_WHAT YOU ARE ASKED TO DO_:
Write the material out again, line by line, exactly as it is.

[START PROVIDED RECORDS]

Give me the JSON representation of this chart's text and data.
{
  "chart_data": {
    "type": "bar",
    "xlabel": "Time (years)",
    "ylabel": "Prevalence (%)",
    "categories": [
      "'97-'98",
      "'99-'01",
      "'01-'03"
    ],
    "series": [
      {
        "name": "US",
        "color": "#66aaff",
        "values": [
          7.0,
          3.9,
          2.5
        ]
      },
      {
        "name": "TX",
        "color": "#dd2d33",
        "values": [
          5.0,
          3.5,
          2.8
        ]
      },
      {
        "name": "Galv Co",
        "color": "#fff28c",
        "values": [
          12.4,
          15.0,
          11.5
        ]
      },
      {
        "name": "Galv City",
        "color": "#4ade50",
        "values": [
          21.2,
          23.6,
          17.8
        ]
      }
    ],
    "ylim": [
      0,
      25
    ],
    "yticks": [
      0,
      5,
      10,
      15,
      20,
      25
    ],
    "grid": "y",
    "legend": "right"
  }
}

[END PROVIDED RECORDS]

_WRITTEN SOLUTION_:
Give me the JSON representation of this chart's text and data.
{
  "chart_data": {
    "type": "bar",
    "xlabel": "Time (years)",
    "ylabel": "Prevalence (%)",
    "categories": [
      "'97-'98",
      "'99-'01",
      "'01-'03"
    ],
    "series": [
      {
        "name": "US",
        "color": "#66aaff",
        "values": [
          7.0,
          3.9,
          2.5
        ]
      },
      {
        "name": "TX",
        "color": "#dd2d33",
        "values": [
          5.0,
          3.5,
          2.8
        ]
      },
      {
        "name": "Galv Co",
        "color": "#fff28c",
        "values": [
          12.4,
          15.0,
          11.5
        ]
      },
      {
        "name": "Galv City",
        "color": "#4ade50",
        "values": [
          21.2,
          23.6,
          17.8
        ]
      }
    ],
    "ylim": [
      0,
      25
    ],
    "yticks": [
      0,
      5,
      10,
      15,
      20,
      25
    ],
    "grid": "y",
    "legend": "right"
  }
}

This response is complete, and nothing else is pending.